## The data
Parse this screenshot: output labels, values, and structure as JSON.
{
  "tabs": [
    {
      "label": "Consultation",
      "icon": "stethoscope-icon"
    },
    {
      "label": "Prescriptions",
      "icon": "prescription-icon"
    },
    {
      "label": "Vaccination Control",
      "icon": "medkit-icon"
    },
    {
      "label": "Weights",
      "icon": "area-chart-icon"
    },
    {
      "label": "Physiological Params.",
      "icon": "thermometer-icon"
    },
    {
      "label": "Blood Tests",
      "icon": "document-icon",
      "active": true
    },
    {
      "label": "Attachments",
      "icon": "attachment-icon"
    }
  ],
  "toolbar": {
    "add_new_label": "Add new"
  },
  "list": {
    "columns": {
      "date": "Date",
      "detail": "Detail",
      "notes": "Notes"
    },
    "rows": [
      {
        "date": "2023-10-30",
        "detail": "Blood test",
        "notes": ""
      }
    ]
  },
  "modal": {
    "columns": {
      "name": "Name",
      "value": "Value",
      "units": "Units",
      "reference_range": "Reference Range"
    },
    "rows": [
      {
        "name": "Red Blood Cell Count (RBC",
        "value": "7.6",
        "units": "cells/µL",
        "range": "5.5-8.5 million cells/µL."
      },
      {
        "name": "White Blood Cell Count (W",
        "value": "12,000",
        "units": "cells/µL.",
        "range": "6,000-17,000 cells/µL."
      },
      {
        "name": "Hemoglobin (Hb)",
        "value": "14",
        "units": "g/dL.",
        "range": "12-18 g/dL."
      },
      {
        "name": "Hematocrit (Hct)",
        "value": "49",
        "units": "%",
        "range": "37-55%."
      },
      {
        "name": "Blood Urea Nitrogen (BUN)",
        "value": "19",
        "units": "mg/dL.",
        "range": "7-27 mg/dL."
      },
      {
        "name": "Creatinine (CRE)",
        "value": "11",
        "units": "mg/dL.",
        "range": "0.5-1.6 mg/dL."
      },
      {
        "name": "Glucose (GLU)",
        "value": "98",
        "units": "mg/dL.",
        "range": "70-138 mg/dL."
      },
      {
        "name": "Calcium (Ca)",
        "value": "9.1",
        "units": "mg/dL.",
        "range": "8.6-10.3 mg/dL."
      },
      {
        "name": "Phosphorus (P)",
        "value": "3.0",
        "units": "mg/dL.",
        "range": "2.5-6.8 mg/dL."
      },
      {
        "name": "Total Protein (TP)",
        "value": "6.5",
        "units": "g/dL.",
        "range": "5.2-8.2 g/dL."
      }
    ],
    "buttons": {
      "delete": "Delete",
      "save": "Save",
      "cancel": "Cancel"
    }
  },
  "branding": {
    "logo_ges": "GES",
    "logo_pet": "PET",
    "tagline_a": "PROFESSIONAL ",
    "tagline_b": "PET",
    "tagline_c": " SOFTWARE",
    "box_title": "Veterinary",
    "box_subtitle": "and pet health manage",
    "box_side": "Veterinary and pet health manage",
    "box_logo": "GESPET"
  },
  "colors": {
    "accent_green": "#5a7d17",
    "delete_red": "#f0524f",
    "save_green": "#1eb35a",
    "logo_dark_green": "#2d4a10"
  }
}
--
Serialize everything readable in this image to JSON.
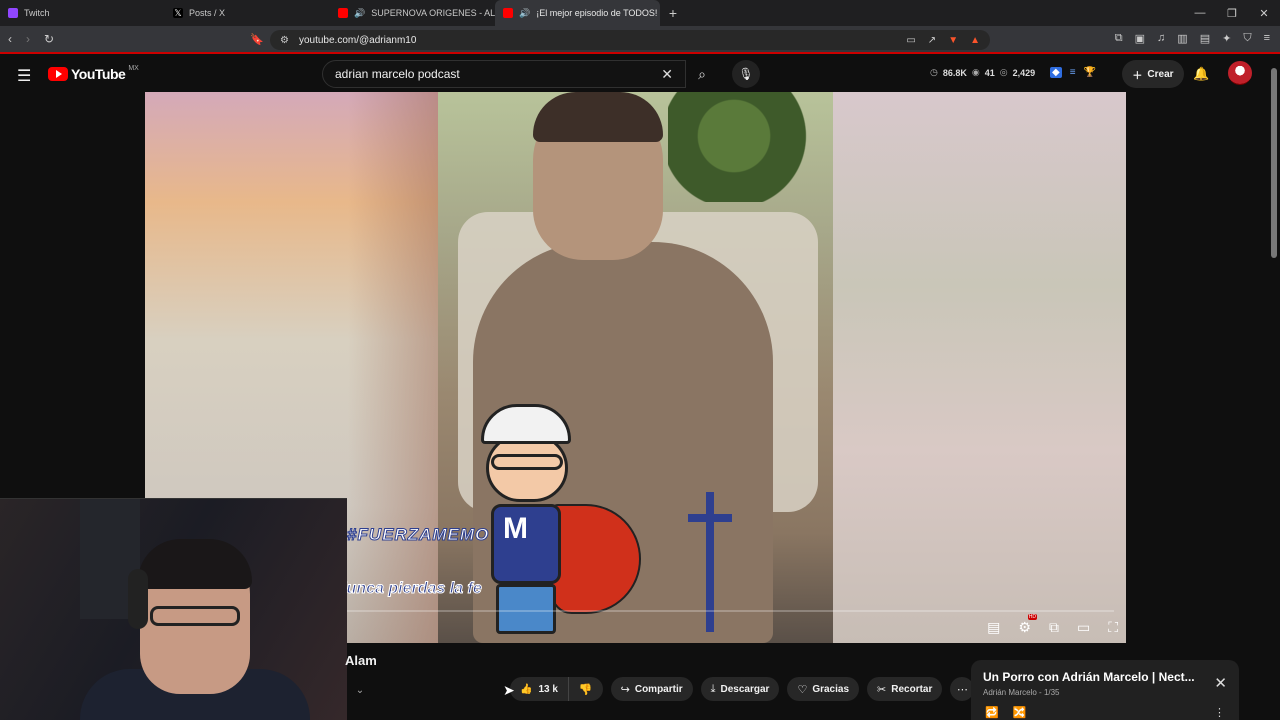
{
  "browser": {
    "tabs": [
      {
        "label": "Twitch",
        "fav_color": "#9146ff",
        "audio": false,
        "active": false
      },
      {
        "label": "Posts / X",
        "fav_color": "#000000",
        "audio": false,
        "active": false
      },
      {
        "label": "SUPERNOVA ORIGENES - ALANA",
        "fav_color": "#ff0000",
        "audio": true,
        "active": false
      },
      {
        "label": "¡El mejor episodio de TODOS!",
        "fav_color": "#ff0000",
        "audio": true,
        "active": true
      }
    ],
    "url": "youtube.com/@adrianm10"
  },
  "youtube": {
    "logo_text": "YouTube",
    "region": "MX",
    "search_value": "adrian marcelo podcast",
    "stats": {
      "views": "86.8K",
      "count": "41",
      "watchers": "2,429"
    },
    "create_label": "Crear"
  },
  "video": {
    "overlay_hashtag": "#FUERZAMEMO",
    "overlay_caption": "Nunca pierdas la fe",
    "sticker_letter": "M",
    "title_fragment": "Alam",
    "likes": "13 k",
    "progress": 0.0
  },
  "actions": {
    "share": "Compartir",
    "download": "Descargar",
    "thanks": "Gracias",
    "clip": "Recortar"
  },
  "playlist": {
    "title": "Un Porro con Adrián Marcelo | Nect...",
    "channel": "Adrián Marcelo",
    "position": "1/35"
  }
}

## Aim of the task
For every line of the data above that contains "Blood", copy that line.

## Answer box
      "label": "Blood Tests",
        "detail": "Blood test",
        "name": "Red Blood Cell Count (RBC",
        "name": "White Blood Cell Count (W",
        "name": "Blood Urea Nitrogen (BUN)",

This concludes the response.